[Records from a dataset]

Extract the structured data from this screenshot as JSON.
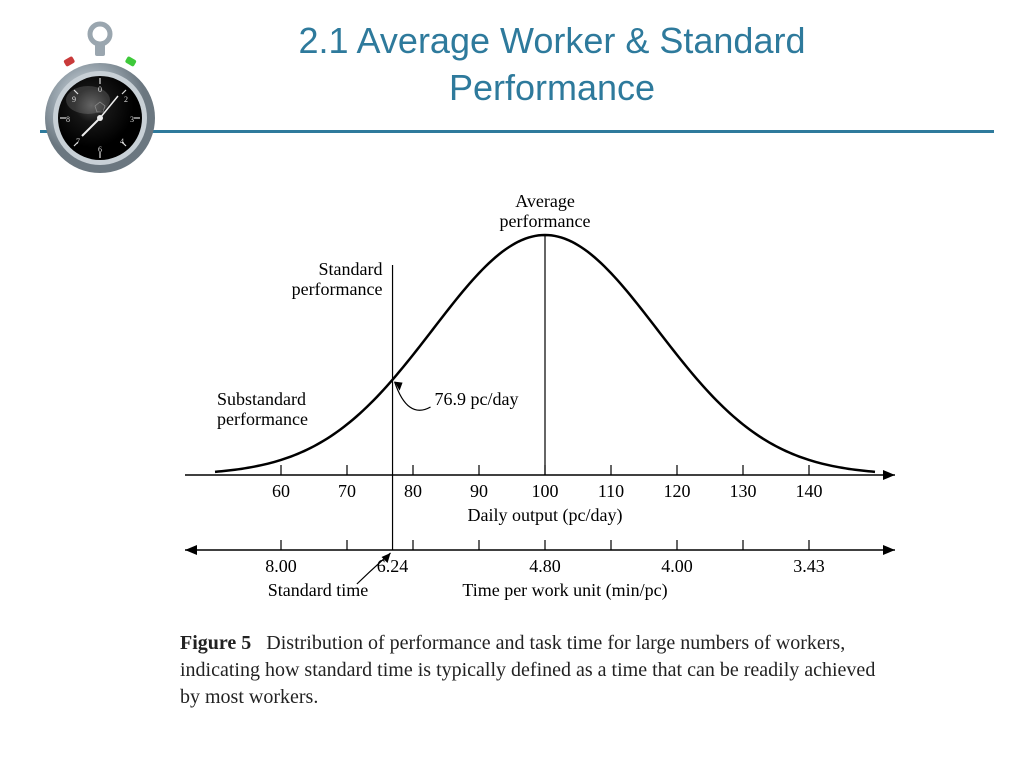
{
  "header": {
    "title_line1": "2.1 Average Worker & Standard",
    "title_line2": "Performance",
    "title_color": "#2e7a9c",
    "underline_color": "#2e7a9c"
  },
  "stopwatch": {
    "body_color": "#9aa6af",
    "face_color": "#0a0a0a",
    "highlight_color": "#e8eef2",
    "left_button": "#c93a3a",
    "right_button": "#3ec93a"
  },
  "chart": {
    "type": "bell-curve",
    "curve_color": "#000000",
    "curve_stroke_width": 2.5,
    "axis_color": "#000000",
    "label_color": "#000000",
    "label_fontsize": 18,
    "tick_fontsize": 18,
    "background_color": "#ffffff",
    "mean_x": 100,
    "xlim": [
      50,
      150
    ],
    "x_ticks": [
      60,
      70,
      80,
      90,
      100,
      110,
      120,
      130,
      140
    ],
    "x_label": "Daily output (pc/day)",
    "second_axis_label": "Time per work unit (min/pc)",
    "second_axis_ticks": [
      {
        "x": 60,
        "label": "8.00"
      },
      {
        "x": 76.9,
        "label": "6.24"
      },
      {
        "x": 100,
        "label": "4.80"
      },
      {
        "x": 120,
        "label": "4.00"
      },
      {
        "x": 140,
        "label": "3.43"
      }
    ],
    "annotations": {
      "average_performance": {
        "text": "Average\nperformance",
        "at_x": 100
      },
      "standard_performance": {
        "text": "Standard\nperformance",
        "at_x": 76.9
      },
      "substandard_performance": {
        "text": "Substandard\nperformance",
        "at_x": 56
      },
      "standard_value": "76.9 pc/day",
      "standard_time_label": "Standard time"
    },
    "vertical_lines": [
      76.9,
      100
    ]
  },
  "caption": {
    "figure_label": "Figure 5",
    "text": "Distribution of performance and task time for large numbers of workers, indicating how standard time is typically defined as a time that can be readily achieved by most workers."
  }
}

## Instructions for the task:
The word "text" may appear on some lines. Report how many lines hold it, giving the number alone.

## Finished task:
4